— Start —
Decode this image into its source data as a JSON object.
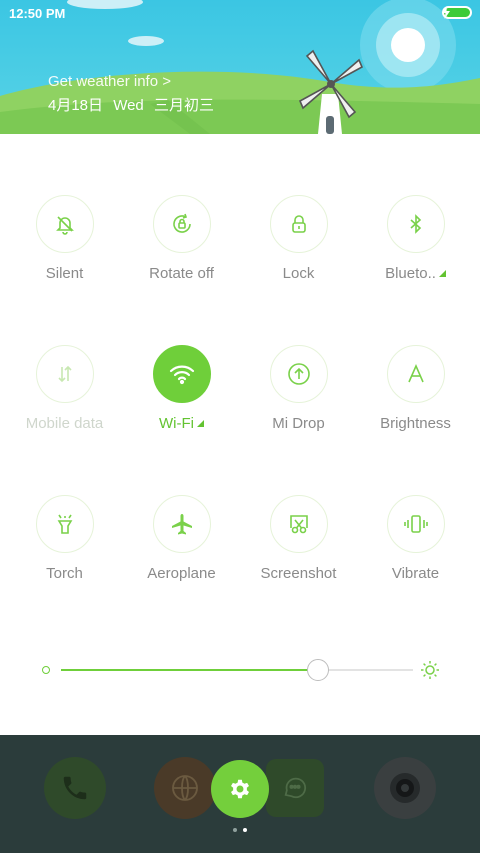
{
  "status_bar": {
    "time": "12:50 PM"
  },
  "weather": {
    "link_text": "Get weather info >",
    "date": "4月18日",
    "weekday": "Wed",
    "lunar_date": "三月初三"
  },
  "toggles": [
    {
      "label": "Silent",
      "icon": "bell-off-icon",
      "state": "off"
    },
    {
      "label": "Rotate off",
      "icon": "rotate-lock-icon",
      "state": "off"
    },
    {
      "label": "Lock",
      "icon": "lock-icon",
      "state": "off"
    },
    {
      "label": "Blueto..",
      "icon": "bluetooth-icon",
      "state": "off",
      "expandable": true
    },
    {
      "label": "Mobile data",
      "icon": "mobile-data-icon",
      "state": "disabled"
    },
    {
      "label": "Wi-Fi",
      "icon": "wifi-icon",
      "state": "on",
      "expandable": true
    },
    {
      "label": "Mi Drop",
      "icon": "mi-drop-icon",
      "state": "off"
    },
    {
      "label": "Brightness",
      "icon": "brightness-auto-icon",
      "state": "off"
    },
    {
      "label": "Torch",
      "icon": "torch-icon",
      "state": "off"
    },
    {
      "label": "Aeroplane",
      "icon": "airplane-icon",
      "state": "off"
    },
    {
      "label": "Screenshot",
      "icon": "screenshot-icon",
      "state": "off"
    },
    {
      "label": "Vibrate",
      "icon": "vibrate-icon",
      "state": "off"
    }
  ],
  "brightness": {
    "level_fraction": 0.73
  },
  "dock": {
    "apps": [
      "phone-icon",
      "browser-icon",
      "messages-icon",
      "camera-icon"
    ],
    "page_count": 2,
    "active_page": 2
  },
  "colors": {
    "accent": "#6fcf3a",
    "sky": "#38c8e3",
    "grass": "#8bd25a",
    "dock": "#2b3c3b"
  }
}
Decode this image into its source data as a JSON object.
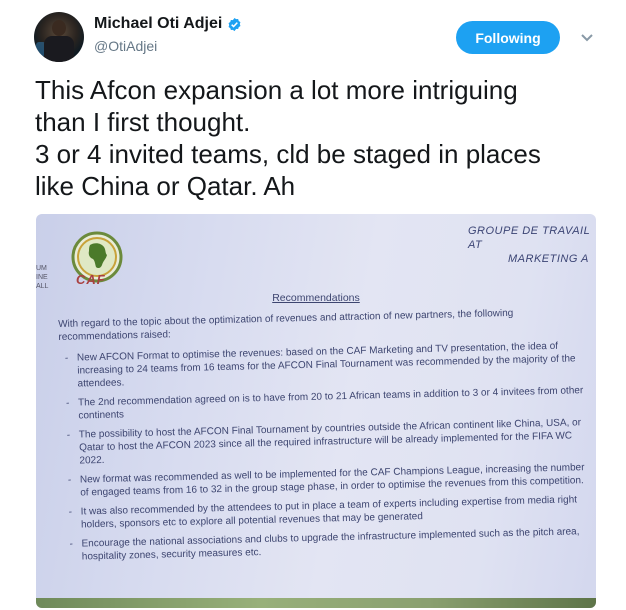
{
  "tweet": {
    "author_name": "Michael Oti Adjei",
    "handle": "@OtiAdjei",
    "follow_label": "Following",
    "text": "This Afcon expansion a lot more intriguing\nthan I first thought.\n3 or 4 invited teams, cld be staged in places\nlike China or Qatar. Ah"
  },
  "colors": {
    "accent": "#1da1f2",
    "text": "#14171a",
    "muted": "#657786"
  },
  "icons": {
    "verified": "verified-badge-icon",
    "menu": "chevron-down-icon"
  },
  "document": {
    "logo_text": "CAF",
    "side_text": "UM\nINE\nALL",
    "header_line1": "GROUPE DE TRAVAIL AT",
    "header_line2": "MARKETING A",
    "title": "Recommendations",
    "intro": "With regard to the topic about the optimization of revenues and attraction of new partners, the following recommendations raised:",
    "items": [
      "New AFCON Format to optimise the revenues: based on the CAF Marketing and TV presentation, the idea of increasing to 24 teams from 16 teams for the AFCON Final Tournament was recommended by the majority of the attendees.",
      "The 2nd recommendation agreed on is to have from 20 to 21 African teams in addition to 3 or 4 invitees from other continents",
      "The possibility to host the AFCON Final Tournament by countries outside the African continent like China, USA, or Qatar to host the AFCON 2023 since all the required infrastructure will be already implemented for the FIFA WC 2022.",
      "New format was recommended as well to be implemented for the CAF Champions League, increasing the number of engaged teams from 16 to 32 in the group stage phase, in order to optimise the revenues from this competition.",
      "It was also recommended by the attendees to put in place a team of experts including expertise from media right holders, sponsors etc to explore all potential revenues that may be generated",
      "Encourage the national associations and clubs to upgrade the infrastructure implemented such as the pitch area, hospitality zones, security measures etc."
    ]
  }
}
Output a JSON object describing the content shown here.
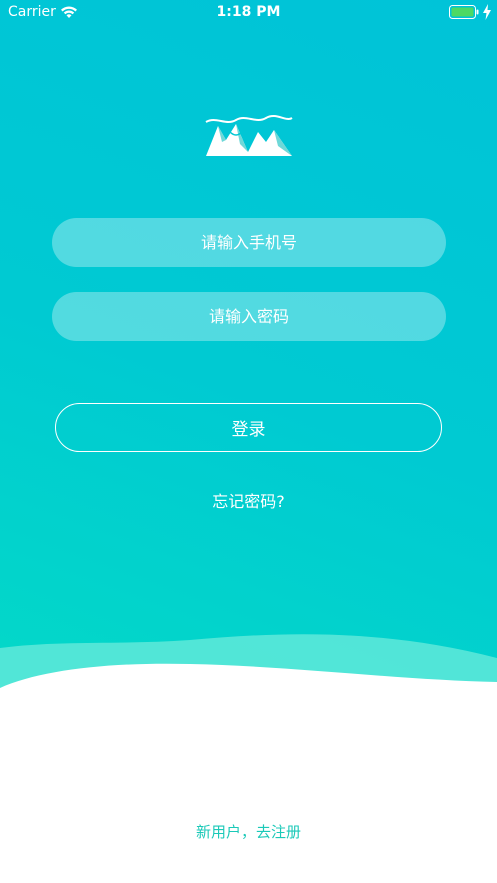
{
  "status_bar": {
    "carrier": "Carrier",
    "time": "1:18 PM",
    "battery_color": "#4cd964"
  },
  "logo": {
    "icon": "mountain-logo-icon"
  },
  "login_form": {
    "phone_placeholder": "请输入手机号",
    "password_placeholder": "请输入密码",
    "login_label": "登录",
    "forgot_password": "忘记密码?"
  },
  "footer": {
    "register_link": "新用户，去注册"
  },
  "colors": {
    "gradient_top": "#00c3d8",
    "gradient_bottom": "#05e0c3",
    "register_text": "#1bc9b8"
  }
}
— End —
— Start —
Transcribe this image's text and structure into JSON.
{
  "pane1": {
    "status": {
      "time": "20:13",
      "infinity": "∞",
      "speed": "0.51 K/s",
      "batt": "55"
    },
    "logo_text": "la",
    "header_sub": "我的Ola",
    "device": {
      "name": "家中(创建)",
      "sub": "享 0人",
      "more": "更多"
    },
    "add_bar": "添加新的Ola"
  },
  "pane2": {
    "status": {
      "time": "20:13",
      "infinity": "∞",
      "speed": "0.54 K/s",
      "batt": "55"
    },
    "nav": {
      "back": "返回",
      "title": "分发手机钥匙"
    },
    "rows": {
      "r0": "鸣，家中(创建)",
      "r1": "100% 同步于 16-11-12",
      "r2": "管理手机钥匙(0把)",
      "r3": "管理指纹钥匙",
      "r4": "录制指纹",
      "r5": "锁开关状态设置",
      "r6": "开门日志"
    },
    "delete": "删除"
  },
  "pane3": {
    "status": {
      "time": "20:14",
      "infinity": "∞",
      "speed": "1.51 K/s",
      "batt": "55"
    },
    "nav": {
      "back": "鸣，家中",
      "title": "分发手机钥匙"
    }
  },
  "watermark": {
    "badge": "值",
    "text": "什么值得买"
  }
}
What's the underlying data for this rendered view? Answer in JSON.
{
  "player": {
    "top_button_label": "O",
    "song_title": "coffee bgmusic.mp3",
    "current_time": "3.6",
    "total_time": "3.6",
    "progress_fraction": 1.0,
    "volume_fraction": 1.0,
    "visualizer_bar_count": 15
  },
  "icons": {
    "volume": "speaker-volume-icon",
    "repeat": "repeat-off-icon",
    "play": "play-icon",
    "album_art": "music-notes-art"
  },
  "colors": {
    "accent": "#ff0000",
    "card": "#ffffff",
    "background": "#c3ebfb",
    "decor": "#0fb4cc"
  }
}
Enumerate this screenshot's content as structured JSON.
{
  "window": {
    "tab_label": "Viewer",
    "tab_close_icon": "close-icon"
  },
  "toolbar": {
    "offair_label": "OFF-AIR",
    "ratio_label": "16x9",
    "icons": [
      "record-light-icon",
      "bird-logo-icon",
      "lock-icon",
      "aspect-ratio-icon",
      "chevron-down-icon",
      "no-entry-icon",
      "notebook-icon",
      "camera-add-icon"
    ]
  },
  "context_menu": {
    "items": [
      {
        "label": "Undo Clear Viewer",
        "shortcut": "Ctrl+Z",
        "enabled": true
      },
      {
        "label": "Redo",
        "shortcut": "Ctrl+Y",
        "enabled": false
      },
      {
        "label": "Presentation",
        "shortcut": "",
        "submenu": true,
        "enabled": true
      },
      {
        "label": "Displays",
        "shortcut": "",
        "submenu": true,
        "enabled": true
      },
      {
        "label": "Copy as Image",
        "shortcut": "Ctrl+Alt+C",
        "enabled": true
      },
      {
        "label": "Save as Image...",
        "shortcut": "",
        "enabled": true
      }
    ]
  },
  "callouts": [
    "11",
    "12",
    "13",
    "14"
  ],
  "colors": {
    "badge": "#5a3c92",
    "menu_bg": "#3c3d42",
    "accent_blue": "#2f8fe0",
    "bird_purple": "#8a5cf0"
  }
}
— End —
### Short exercise
Go through the records and pull out each line that includes the word "data".

### Task output
Decode this image into its source data as a JSON object.
      "label": "Mobile data",
      "icon": "mobile-data-icon",
Decode this image into its source data as a JSON object.
What's the underlying data for this rendered view? Answer in JSON.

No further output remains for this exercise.